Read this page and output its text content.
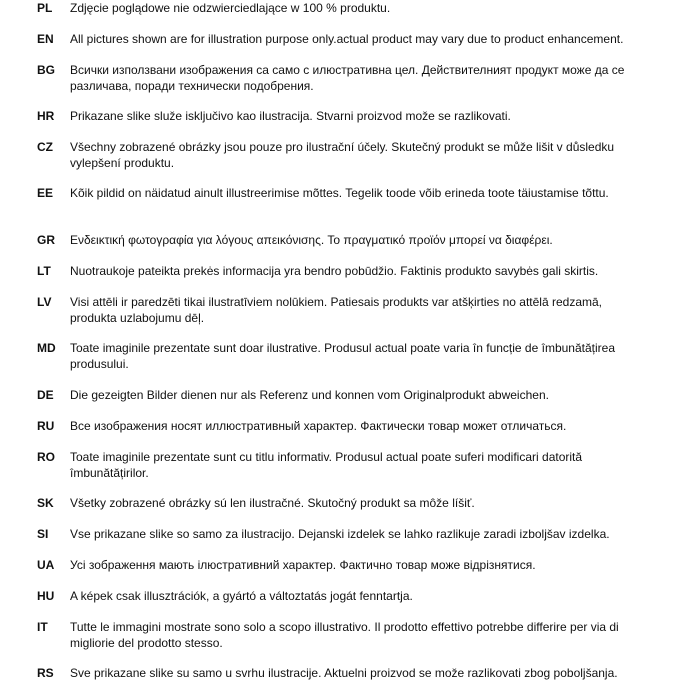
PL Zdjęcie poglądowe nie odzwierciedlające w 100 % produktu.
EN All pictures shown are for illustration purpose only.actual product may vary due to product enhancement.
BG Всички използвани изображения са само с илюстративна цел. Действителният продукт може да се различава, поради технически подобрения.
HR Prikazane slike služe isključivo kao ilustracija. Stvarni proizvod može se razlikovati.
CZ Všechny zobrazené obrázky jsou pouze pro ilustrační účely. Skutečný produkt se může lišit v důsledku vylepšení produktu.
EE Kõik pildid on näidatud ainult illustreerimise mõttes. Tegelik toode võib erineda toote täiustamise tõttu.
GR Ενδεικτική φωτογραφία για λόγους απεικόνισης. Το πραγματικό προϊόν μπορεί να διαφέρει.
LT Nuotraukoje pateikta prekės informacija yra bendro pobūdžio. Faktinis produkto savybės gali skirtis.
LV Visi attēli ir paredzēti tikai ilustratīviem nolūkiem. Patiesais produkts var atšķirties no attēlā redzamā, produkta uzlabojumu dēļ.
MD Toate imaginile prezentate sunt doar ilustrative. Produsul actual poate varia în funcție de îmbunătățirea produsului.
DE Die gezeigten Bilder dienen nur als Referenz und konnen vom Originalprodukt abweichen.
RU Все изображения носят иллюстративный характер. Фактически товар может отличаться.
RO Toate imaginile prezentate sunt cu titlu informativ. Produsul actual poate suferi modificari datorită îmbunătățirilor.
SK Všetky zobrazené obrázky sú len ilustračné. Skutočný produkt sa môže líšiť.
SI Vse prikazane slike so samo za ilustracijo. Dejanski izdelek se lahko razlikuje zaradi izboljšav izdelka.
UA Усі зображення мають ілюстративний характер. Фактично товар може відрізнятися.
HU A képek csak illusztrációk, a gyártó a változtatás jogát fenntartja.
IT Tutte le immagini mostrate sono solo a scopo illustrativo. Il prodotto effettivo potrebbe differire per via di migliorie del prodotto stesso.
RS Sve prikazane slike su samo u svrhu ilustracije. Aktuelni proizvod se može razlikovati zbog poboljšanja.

* * *

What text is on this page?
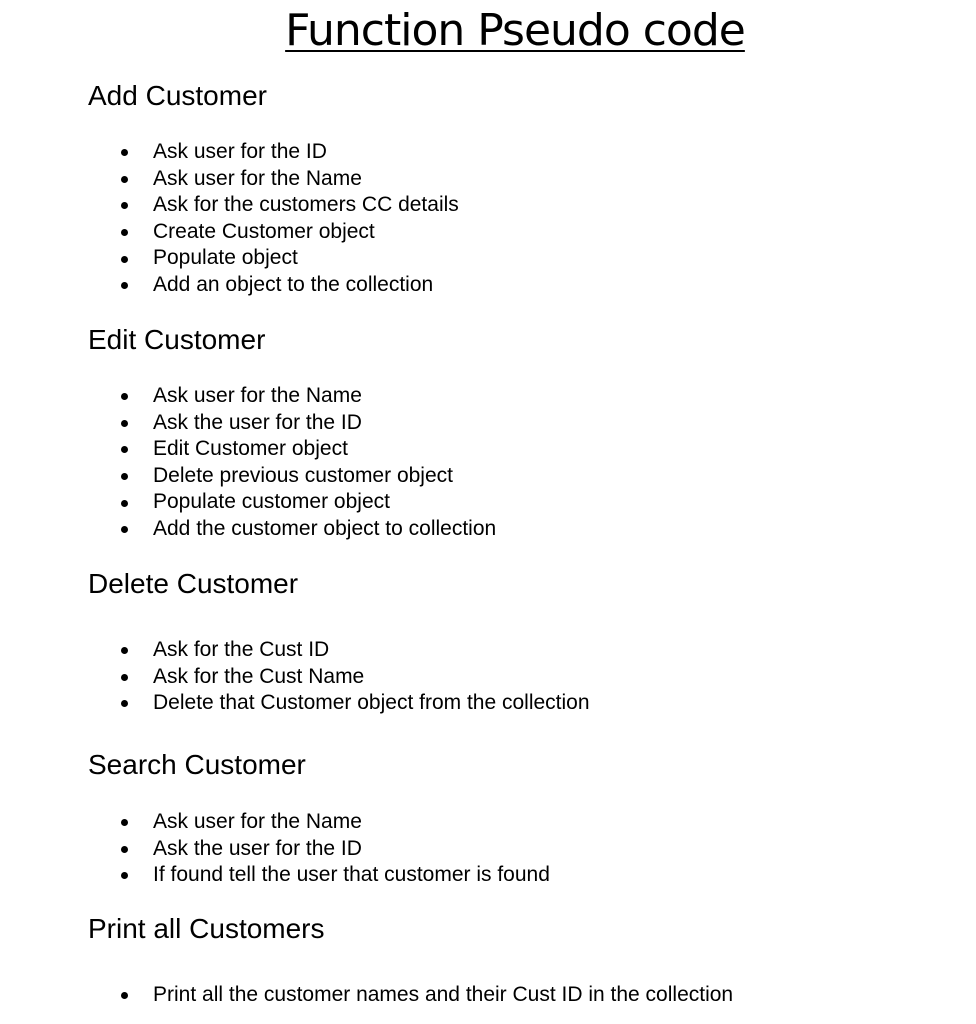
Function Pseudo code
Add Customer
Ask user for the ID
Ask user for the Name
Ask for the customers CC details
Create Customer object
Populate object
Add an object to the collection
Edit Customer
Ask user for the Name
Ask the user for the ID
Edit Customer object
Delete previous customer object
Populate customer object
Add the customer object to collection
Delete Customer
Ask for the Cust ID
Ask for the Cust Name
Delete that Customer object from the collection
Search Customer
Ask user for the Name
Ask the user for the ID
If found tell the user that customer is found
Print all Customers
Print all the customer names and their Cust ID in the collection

_WHAT YOU ARE ASKED TO DO_
Locate the word "object" in the records and collect each line it appears in.

_SOLUTION BELOW_
Create Customer object
Populate object
Add an object to the collection
Edit Customer object
Delete previous customer object
Populate customer object
Add the customer object to collection
Delete that Customer object from the collection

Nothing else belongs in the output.